Stated goal — With the pictures left out, copy the listing below exactly.
Begin Input data
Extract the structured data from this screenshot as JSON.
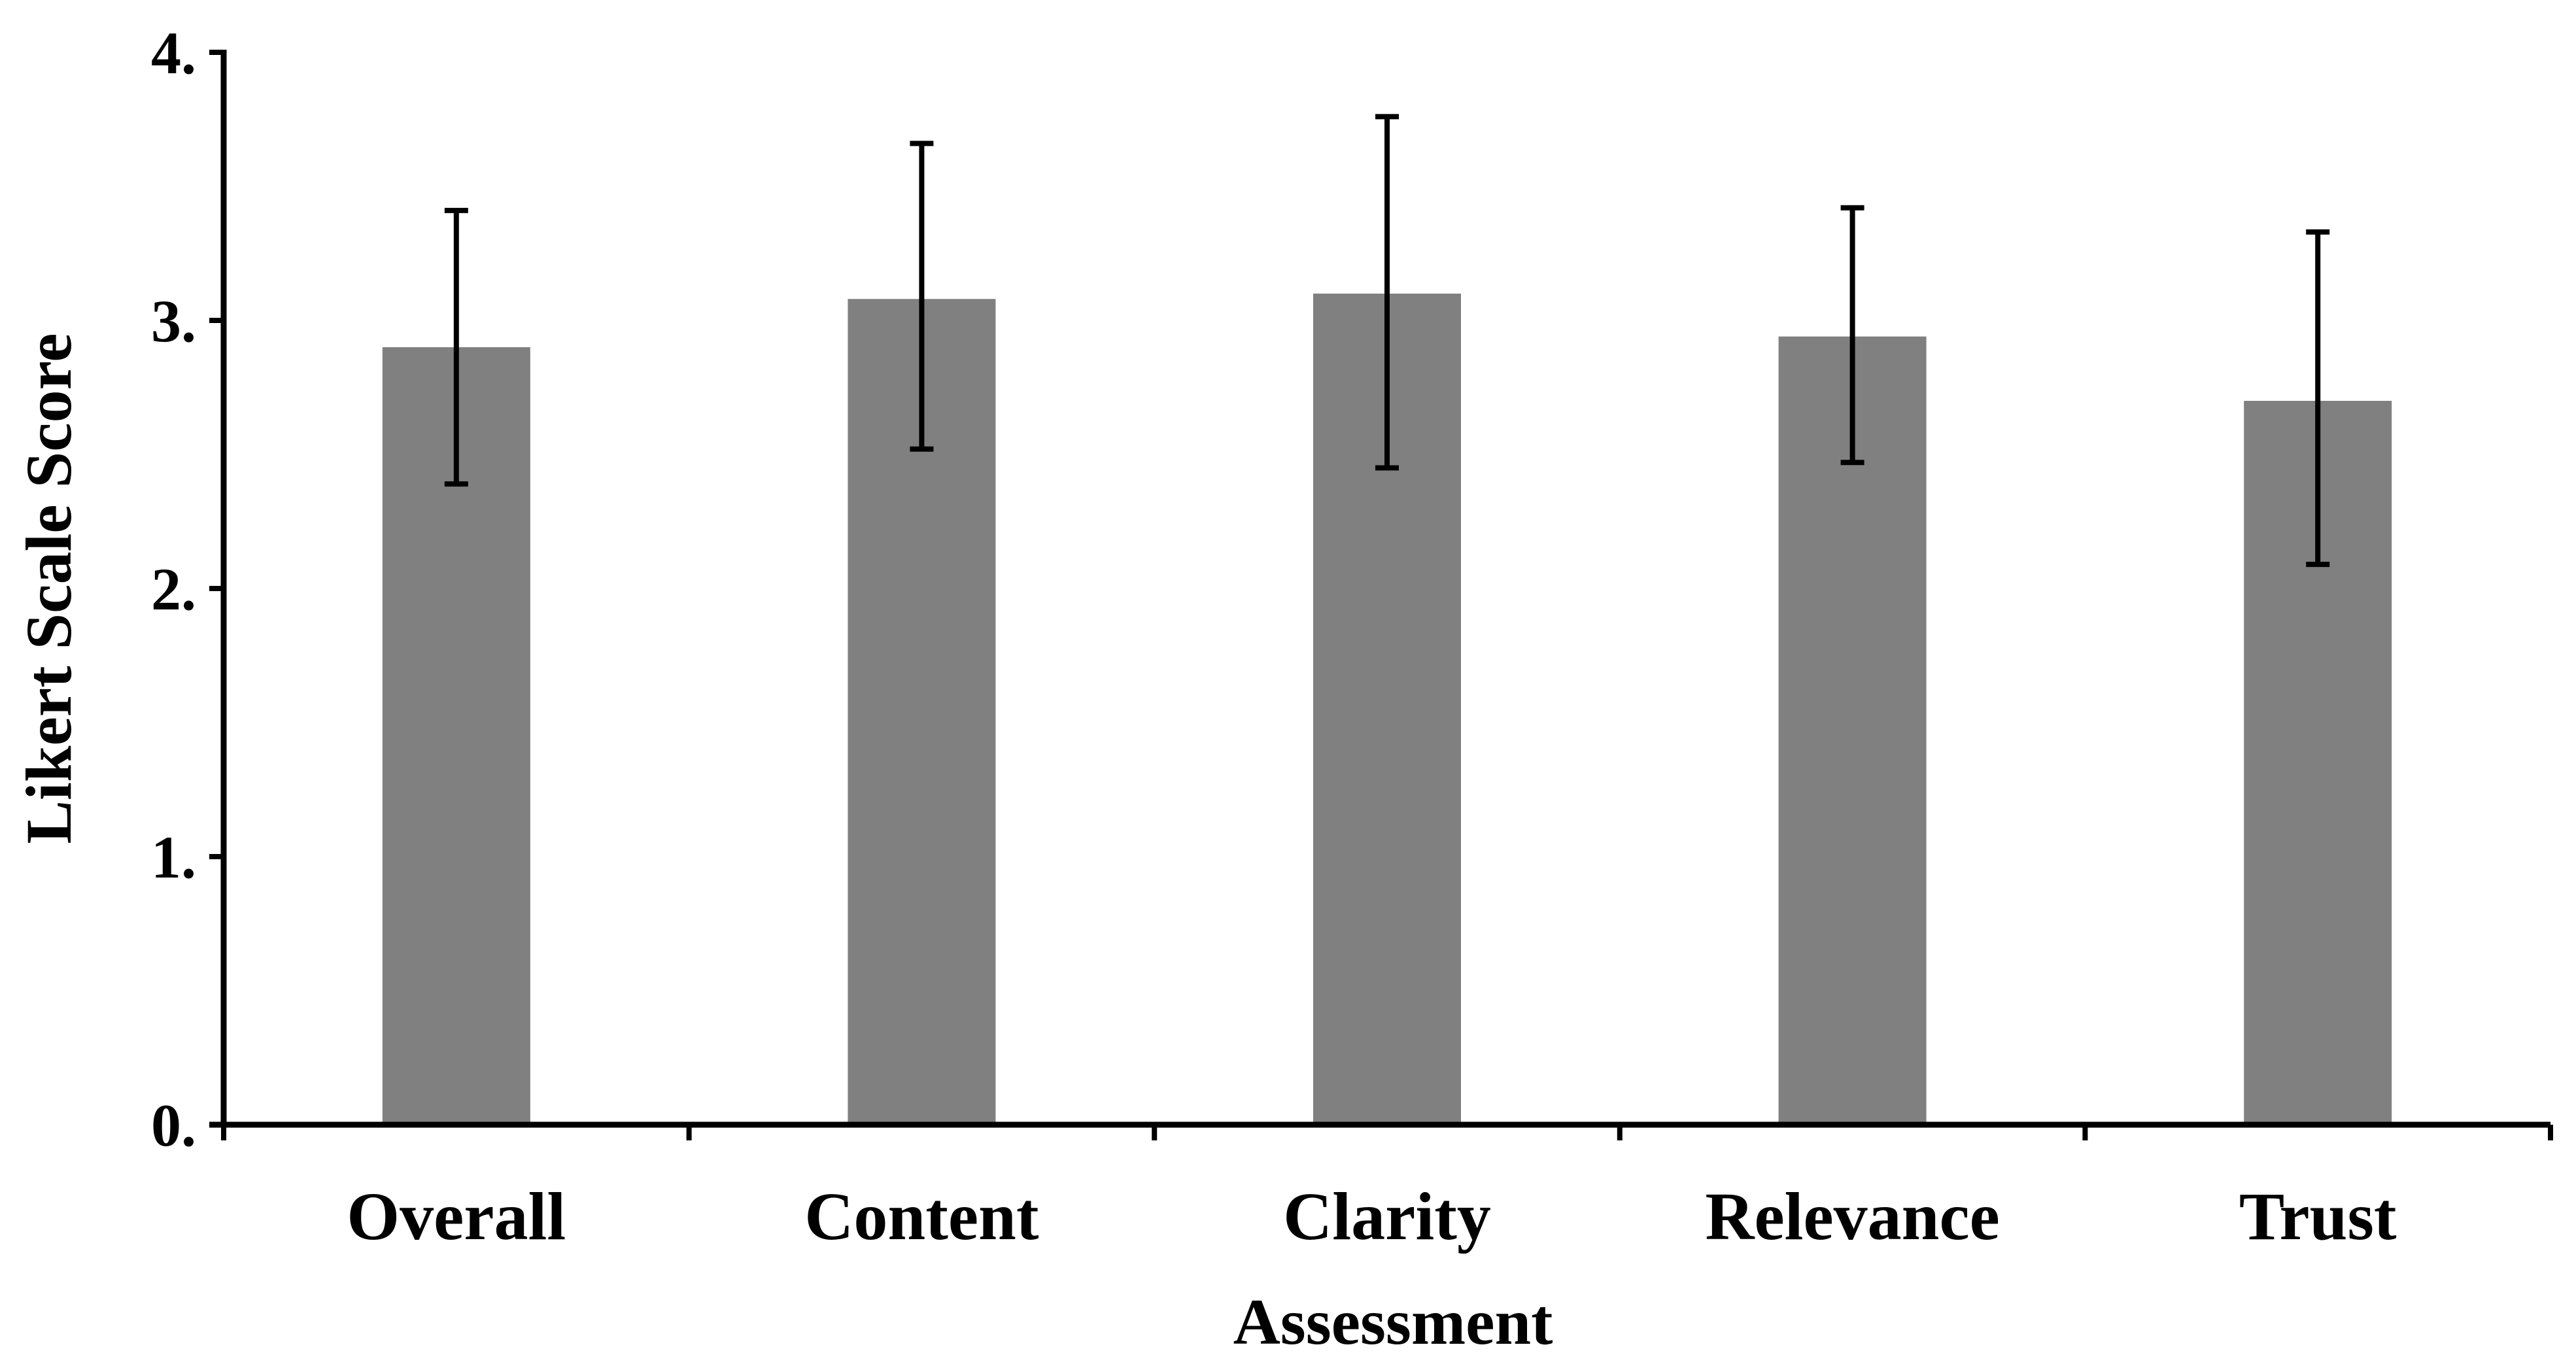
{
  "chart_data": {
    "type": "bar",
    "categories": [
      "Overall",
      "Content",
      "Clarity",
      "Relevance",
      "Trust"
    ],
    "values": [
      2.9,
      3.08,
      3.1,
      2.94,
      2.7
    ],
    "error_upper": [
      3.41,
      3.66,
      3.76,
      3.42,
      3.33
    ],
    "error_lower": [
      2.39,
      2.52,
      2.45,
      2.47,
      2.09
    ],
    "title": "",
    "xlabel": "Assessment",
    "ylabel": "Likert Scale Score",
    "ylim": [
      0,
      4
    ],
    "yticks": [
      0,
      1,
      2,
      3,
      4
    ],
    "ytick_labels": [
      "0.",
      "1.",
      "2.",
      "3.",
      "4."
    ],
    "grid": false,
    "legend": "none",
    "bar_color": "#808080",
    "axis_color": "#000000"
  }
}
End Input data
Response —
Extract the structured data from this screenshot as JSON.
{
  "chart_data": {
    "type": "bar",
    "categories": [
      "Overall",
      "Content",
      "Clarity",
      "Relevance",
      "Trust"
    ],
    "values": [
      2.9,
      3.08,
      3.1,
      2.94,
      2.7
    ],
    "error_upper": [
      3.41,
      3.66,
      3.76,
      3.42,
      3.33
    ],
    "error_lower": [
      2.39,
      2.52,
      2.45,
      2.47,
      2.09
    ],
    "title": "",
    "xlabel": "Assessment",
    "ylabel": "Likert Scale Score",
    "ylim": [
      0,
      4
    ],
    "yticks": [
      0,
      1,
      2,
      3,
      4
    ],
    "ytick_labels": [
      "0.",
      "1.",
      "2.",
      "3.",
      "4."
    ],
    "grid": false,
    "legend": "none",
    "bar_color": "#808080",
    "axis_color": "#000000"
  }
}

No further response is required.